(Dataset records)

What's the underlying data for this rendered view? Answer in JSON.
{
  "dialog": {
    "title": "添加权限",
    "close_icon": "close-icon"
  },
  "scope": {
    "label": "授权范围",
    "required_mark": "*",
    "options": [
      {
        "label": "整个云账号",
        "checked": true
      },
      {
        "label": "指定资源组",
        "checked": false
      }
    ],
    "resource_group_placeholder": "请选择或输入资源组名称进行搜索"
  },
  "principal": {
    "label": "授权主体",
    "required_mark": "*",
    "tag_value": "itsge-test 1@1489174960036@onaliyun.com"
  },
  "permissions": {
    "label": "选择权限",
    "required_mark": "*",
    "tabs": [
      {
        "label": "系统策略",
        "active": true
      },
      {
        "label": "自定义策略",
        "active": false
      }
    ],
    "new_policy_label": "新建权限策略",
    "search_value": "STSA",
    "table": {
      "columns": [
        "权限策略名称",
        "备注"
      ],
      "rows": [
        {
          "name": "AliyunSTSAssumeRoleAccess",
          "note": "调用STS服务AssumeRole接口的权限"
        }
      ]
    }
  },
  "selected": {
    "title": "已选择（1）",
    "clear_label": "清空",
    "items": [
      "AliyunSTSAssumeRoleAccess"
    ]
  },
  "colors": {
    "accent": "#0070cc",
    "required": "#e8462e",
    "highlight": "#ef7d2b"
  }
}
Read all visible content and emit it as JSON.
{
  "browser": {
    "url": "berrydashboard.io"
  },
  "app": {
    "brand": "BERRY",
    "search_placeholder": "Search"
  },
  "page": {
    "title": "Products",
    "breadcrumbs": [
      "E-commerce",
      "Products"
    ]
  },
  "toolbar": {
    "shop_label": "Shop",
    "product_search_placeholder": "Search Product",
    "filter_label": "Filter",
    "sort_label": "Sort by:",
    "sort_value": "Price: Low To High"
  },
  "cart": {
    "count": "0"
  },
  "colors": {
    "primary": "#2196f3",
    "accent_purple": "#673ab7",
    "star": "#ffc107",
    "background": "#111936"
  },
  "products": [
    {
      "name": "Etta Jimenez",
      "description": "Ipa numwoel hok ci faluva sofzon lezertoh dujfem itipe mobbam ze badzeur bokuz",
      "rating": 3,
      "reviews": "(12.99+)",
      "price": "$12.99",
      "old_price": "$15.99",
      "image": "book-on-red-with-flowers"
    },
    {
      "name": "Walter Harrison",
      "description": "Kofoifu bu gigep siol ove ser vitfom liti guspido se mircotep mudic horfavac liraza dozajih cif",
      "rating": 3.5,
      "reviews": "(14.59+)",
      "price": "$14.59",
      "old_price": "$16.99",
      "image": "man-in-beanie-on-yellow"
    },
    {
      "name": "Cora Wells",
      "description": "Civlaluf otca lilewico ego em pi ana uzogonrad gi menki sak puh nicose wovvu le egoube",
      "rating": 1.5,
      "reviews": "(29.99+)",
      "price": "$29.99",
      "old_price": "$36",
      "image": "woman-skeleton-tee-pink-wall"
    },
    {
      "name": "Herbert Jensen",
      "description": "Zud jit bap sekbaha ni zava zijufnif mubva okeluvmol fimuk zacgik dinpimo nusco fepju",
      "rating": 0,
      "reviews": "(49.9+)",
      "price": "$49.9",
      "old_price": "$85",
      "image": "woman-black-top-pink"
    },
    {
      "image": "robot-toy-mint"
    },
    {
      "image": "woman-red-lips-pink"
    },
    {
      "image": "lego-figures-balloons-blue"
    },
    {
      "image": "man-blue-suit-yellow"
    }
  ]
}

## PROBLEM DESCRIPTION
Repeat every line of the data, exactly and in full.

## FULL OUTPUT
What's the underlying data for this rendered view? Answer in JSON.
{
  "dialog": {
    "title": "添加权限",
    "close_icon": "close-icon"
  },
  "scope": {
    "label": "授权范围",
    "required_mark": "*",
    "options": [
      {
        "label": "整个云账号",
        "checked": true
      },
      {
        "label": "指定资源组",
        "checked": false
      }
    ],
    "resource_group_placeholder": "请选择或输入资源组名称进行搜索"
  },
  "principal": {
    "label": "授权主体",
    "required_mark": "*",
    "tag_value": "itsge-test 1@1489174960036@onaliyun.com"
  },
  "permissions": {
    "label": "选择权限",
    "required_mark": "*",
    "tabs": [
      {
        "label": "系统策略",
        "active": true
      },
      {
        "label": "自定义策略",
        "active": false
      }
    ],
    "new_policy_label": "新建权限策略",
    "search_value": "STSA",
    "table": {
      "columns": [
        "权限策略名称",
        "备注"
      ],
      "rows": [
        {
          "name": "AliyunSTSAssumeRoleAccess",
          "note": "调用STS服务AssumeRole接口的权限"
        }
      ]
    }
  },
  "selected": {
    "title": "已选择（1）",
    "clear_label": "清空",
    "items": [
      "AliyunSTSAssumeRoleAccess"
    ]
  },
  "colors": {
    "accent": "#0070cc",
    "required": "#e8462e",
    "highlight": "#ef7d2b"
  }
}
Read all visible content and emit it as JSON.
{
  "browser": {
    "url": "berrydashboard.io"
  },
  "app": {
    "brand": "BERRY",
    "search_placeholder": "Search"
  },
  "page": {
    "title": "Products",
    "breadcrumbs": [
      "E-commerce",
      "Products"
    ]
  },
  "toolbar": {
    "shop_label": "Shop",
    "product_search_placeholder": "Search Product",
    "filter_label": "Filter",
    "sort_label": "Sort by:",
    "sort_value": "Price: Low To High"
  },
  "cart": {
    "count": "0"
  },
  "colors": {
    "primary": "#2196f3",
    "accent_purple": "#673ab7",
    "star": "#ffc107",
    "background": "#111936"
  },
  "products": [
    {
      "name": "Etta Jimenez",
      "description": "Ipa numwoel hok ci faluva sofzon lezertoh dujfem itipe mobbam ze badzeur bokuz",
      "rating": 3,
      "reviews": "(12.99+)",
      "price": "$12.99",
      "old_price": "$15.99",
      "image": "book-on-red-with-flowers"
    },
    {
      "name": "Walter Harrison",
      "description": "Kofoifu bu gigep siol ove ser vitfom liti guspido se mircotep mudic horfavac liraza dozajih cif",
      "rating": 3.5,
      "reviews": "(14.59+)",
      "price": "$14.59",
      "old_price": "$16.99",
      "image": "man-in-beanie-on-yellow"
    },
    {
      "name": "Cora Wells",
      "description": "Civlaluf otca lilewico ego em pi ana uzogonrad gi menki sak puh nicose wovvu le egoube",
      "rating": 1.5,
      "reviews": "(29.99+)",
      "price": "$29.99",
      "old_price": "$36",
      "image": "woman-skeleton-tee-pink-wall"
    },
    {
      "name": "Herbert Jensen",
      "description": "Zud jit bap sekbaha ni zava zijufnif mubva okeluvmol fimuk zacgik dinpimo nusco fepju",
      "rating": 0,
      "reviews": "(49.9+)",
      "price": "$49.9",
      "old_price": "$85",
      "image": "woman-black-top-pink"
    },
    {
      "image": "robot-toy-mint"
    },
    {
      "image": "woman-red-lips-pink"
    },
    {
      "image": "lego-figures-balloons-blue"
    },
    {
      "image": "man-blue-suit-yellow"
    }
  ]
}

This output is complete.